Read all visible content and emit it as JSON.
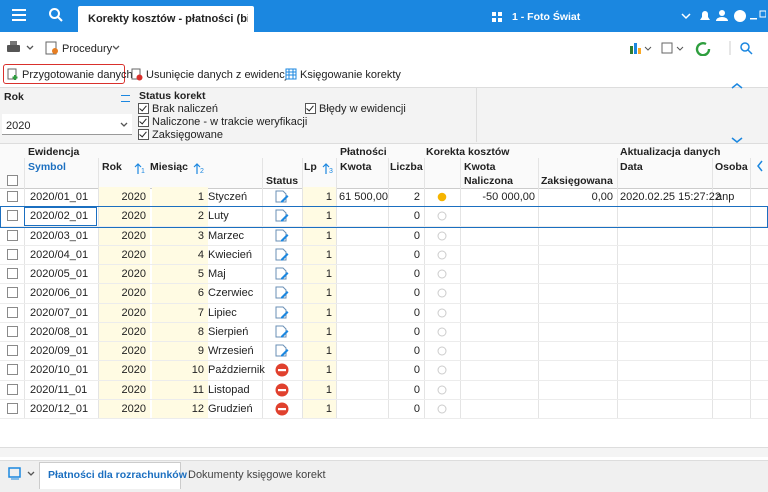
{
  "header": {
    "tab_title": "Korekty kosztów - płatności (biala",
    "company": "1 - Foto Świat"
  },
  "toolbar": {
    "procedures": "Procedury",
    "buttons": [
      "Przygotowanie danych",
      "Usunięcie danych z ewidencji",
      "Księgowanie korekty"
    ]
  },
  "filters": {
    "year_label": "Rok",
    "year_value": "2020",
    "status_label": "Status korekt",
    "status_options": [
      "Brak naliczeń",
      "Naliczone - w trakcie weryfikacji",
      "Zaksięgowane"
    ],
    "errors_option": "Błędy w ewidencji"
  },
  "table": {
    "group_headers": [
      "Ewidencja",
      "Płatności",
      "Korekta kosztów",
      "Aktualizacja danych"
    ],
    "columns": {
      "symbol": "Symbol",
      "year": "Rok",
      "month": "Miesiąc",
      "status": "Status",
      "lp": "Lp",
      "amount": "Kwota",
      "count": "Liczba",
      "correction_amount": "Kwota",
      "accrued": "Naliczona",
      "posted": "Zaksięgowana",
      "date": "Data",
      "person": "Osoba"
    },
    "sort_orders": [
      "1",
      "2",
      "3"
    ],
    "rows": [
      {
        "symbol": "2020/01_01",
        "year": 2020,
        "month_no": 1,
        "month": "Styczeń",
        "lp": 1,
        "amount": "61 500,00",
        "count": 2,
        "accrued": "-50 000,00",
        "posted": "0,00",
        "date": "2020.02.25 15:27:22",
        "person": "anp"
      },
      {
        "symbol": "2020/02_01",
        "year": 2020,
        "month_no": 2,
        "month": "Luty",
        "lp": 1,
        "count": 0
      },
      {
        "symbol": "2020/03_01",
        "year": 2020,
        "month_no": 3,
        "month": "Marzec",
        "lp": 1,
        "count": 0
      },
      {
        "symbol": "2020/04_01",
        "year": 2020,
        "month_no": 4,
        "month": "Kwiecień",
        "lp": 1,
        "count": 0
      },
      {
        "symbol": "2020/05_01",
        "year": 2020,
        "month_no": 5,
        "month": "Maj",
        "lp": 1,
        "count": 0
      },
      {
        "symbol": "2020/06_01",
        "year": 2020,
        "month_no": 6,
        "month": "Czerwiec",
        "lp": 1,
        "count": 0
      },
      {
        "symbol": "2020/07_01",
        "year": 2020,
        "month_no": 7,
        "month": "Lipiec",
        "lp": 1,
        "count": 0
      },
      {
        "symbol": "2020/08_01",
        "year": 2020,
        "month_no": 8,
        "month": "Sierpień",
        "lp": 1,
        "count": 0
      },
      {
        "symbol": "2020/09_01",
        "year": 2020,
        "month_no": 9,
        "month": "Wrzesień",
        "lp": 1,
        "count": 0
      },
      {
        "symbol": "2020/10_01",
        "year": 2020,
        "month_no": 10,
        "month": "Październik",
        "lp": 1,
        "count": 0
      },
      {
        "symbol": "2020/11_01",
        "year": 2020,
        "month_no": 11,
        "month": "Listopad",
        "lp": 1,
        "count": 0
      },
      {
        "symbol": "2020/12_01",
        "year": 2020,
        "month_no": 12,
        "month": "Grudzień",
        "lp": 1,
        "count": 0
      }
    ]
  },
  "tabs": [
    "Płatności dla rozrachunków",
    "Dokumenty księgowe korekt"
  ]
}
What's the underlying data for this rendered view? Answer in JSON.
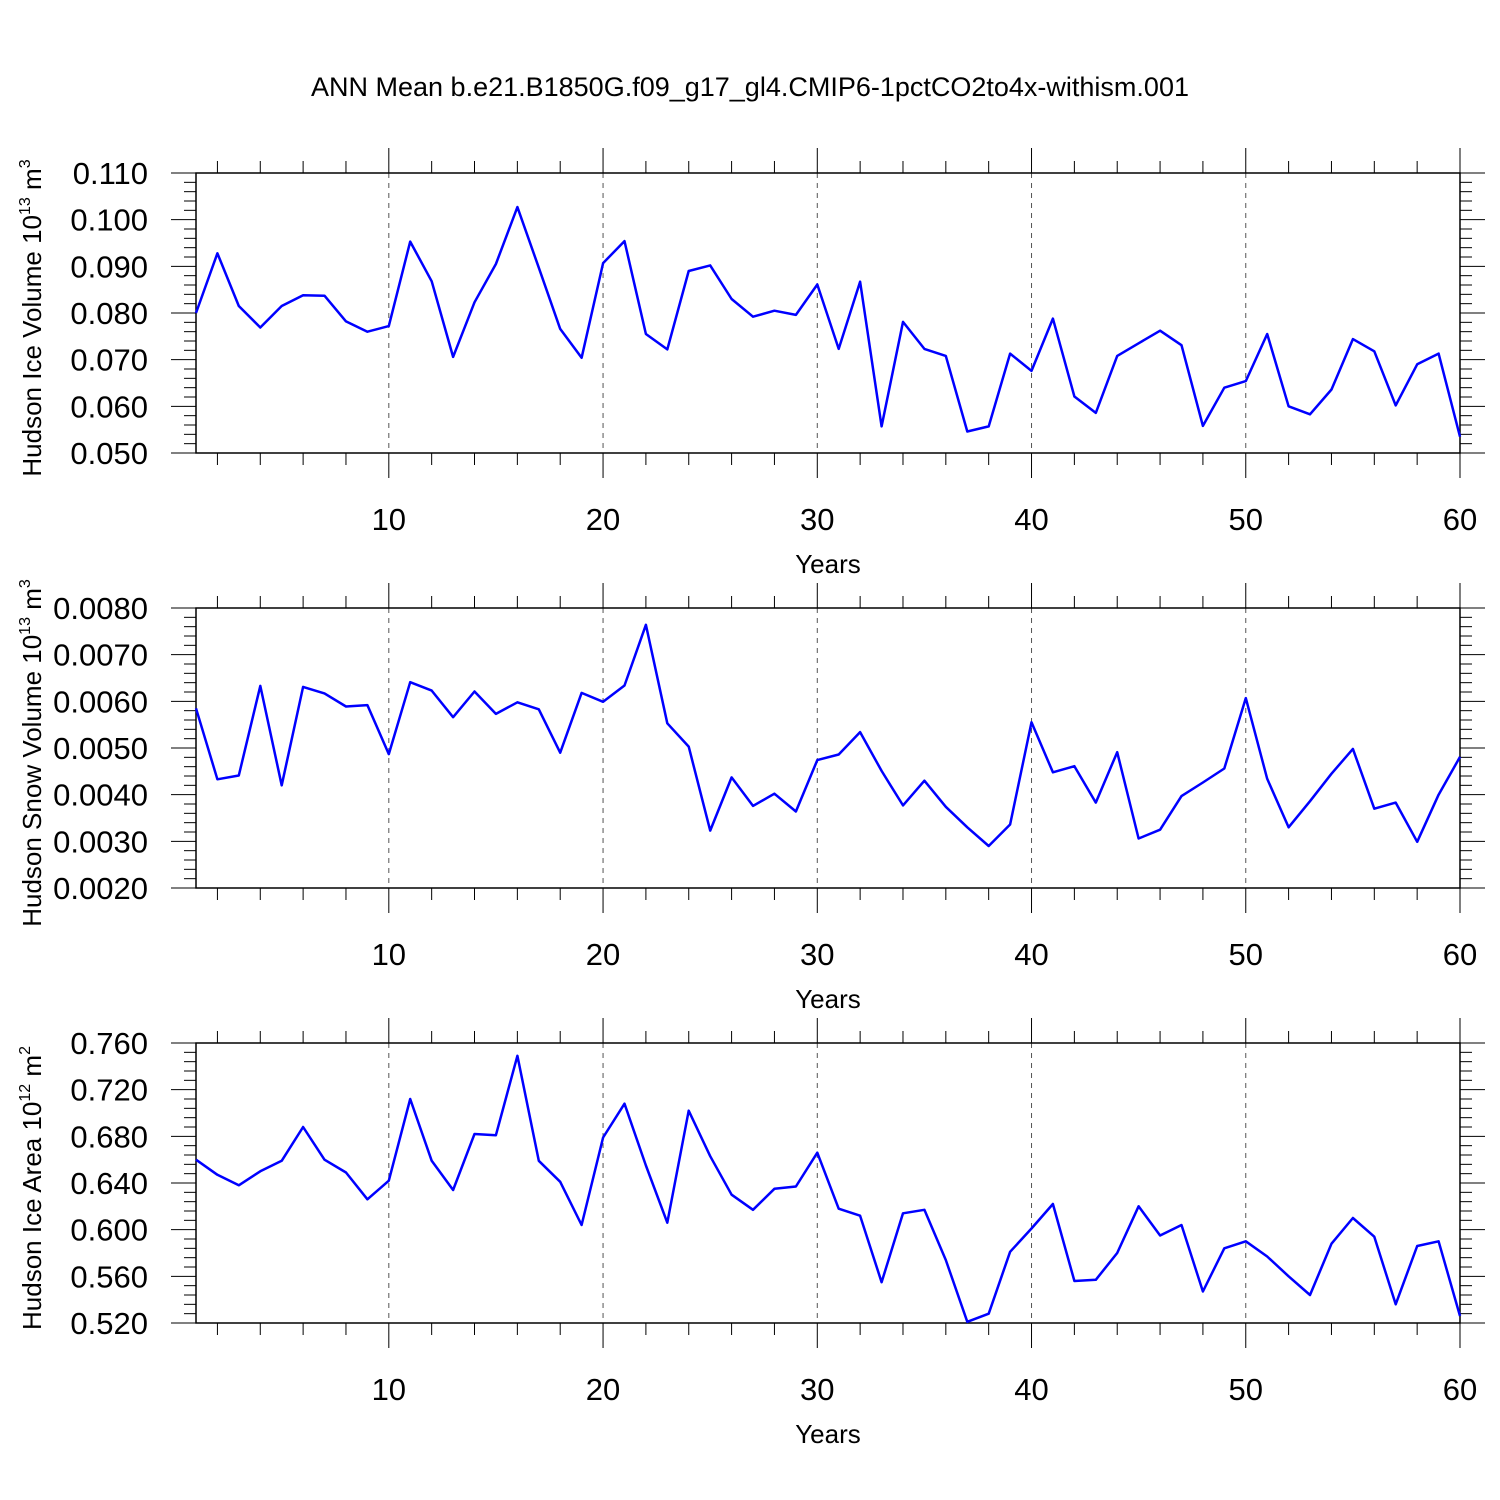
{
  "title": "ANN Mean b.e21.B1850G.f09_g17_gl4.CMIP6-1pctCO2to4x-withism.001",
  "colors": {
    "line": "#0000ff",
    "axis": "#000000",
    "grid": "#555555"
  },
  "chart_data": [
    {
      "type": "line",
      "name": "ice-volume",
      "ylabel": "Hudson Ice Volume",
      "yunit_base": "10",
      "yunit_exp": "13",
      "yunit_tail": "m",
      "yunit_tail_exp": "3",
      "xlabel": "Years",
      "xlim": [
        1,
        60
      ],
      "ylim": [
        0.05,
        0.11
      ],
      "xticks": [
        10,
        20,
        30,
        40,
        50,
        60
      ],
      "yticks": [
        "0.050",
        "0.060",
        "0.070",
        "0.080",
        "0.090",
        "0.100",
        "0.110"
      ],
      "ytick_values": [
        0.05,
        0.06,
        0.07,
        0.08,
        0.09,
        0.1,
        0.11
      ],
      "gridlines_x": [
        10,
        20,
        30,
        40,
        50
      ],
      "values": [
        0.08,
        0.0928,
        0.0815,
        0.0769,
        0.0815,
        0.0838,
        0.0837,
        0.0782,
        0.076,
        0.0772,
        0.0953,
        0.0868,
        0.0706,
        0.0823,
        0.0905,
        0.1027,
        0.0897,
        0.0766,
        0.0704,
        0.0907,
        0.0954,
        0.0755,
        0.0722,
        0.089,
        0.0902,
        0.083,
        0.0792,
        0.0805,
        0.0796,
        0.0861,
        0.0723,
        0.0867,
        0.0557,
        0.0781,
        0.0723,
        0.0708,
        0.0546,
        0.0557,
        0.0713,
        0.0676,
        0.0788,
        0.0621,
        0.0586,
        0.0708,
        0.0735,
        0.0762,
        0.0731,
        0.0558,
        0.064,
        0.0654,
        0.0755,
        0.06,
        0.0583,
        0.0636,
        0.0744,
        0.0718,
        0.0602,
        0.069,
        0.0713,
        0.0535
      ]
    },
    {
      "type": "line",
      "name": "snow-volume",
      "ylabel": "Hudson Snow Volume",
      "yunit_base": "10",
      "yunit_exp": "13",
      "yunit_tail": "m",
      "yunit_tail_exp": "3",
      "xlabel": "Years",
      "xlim": [
        1,
        60
      ],
      "ylim": [
        0.002,
        0.008
      ],
      "xticks": [
        10,
        20,
        30,
        40,
        50,
        60
      ],
      "yticks": [
        "0.0020",
        "0.0030",
        "0.0040",
        "0.0050",
        "0.0060",
        "0.0070",
        "0.0080"
      ],
      "ytick_values": [
        0.002,
        0.003,
        0.004,
        0.005,
        0.006,
        0.007,
        0.008
      ],
      "gridlines_x": [
        10,
        20,
        30,
        40,
        50
      ],
      "values": [
        0.00585,
        0.00433,
        0.00441,
        0.00633,
        0.0042,
        0.00631,
        0.00617,
        0.00589,
        0.00592,
        0.00487,
        0.00641,
        0.00623,
        0.00566,
        0.00621,
        0.00573,
        0.00598,
        0.00583,
        0.0049,
        0.00618,
        0.00599,
        0.00634,
        0.00764,
        0.00553,
        0.00503,
        0.00323,
        0.00437,
        0.00376,
        0.00402,
        0.00364,
        0.00474,
        0.00486,
        0.00534,
        0.00451,
        0.00377,
        0.0043,
        0.00374,
        0.0033,
        0.0029,
        0.00336,
        0.00555,
        0.00448,
        0.00461,
        0.00383,
        0.00491,
        0.00306,
        0.00325,
        0.00397,
        0.00426,
        0.00456,
        0.00607,
        0.00434,
        0.0033,
        0.00386,
        0.00445,
        0.00498,
        0.0037,
        0.00383,
        0.00299,
        0.004,
        0.00481
      ]
    },
    {
      "type": "line",
      "name": "ice-area",
      "ylabel": "Hudson Ice Area",
      "yunit_base": "10",
      "yunit_exp": "12",
      "yunit_tail": "m",
      "yunit_tail_exp": "2",
      "xlabel": "Years",
      "xlim": [
        1,
        60
      ],
      "ylim": [
        0.52,
        0.76
      ],
      "xticks": [
        10,
        20,
        30,
        40,
        50,
        60
      ],
      "yticks": [
        "0.520",
        "0.560",
        "0.600",
        "0.640",
        "0.680",
        "0.720",
        "0.760"
      ],
      "ytick_values": [
        0.52,
        0.56,
        0.6,
        0.64,
        0.68,
        0.72,
        0.76
      ],
      "gridlines_x": [
        10,
        20,
        30,
        40,
        50
      ],
      "values": [
        0.66,
        0.647,
        0.638,
        0.65,
        0.659,
        0.688,
        0.66,
        0.649,
        0.626,
        0.642,
        0.712,
        0.659,
        0.634,
        0.682,
        0.681,
        0.749,
        0.659,
        0.641,
        0.604,
        0.679,
        0.708,
        0.655,
        0.606,
        0.702,
        0.663,
        0.63,
        0.617,
        0.635,
        0.637,
        0.666,
        0.618,
        0.612,
        0.555,
        0.614,
        0.617,
        0.574,
        0.521,
        0.528,
        0.581,
        0.601,
        0.622,
        0.556,
        0.557,
        0.58,
        0.62,
        0.595,
        0.604,
        0.547,
        0.584,
        0.59,
        0.577,
        0.56,
        0.544,
        0.588,
        0.61,
        0.594,
        0.536,
        0.586,
        0.59,
        0.526
      ]
    }
  ]
}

• • •

(Task objective):
Copy each line that holds the word "name".

(Exercise result):
      "name": "ice-volume",
      "name": "snow-volume",
      "name": "ice-area",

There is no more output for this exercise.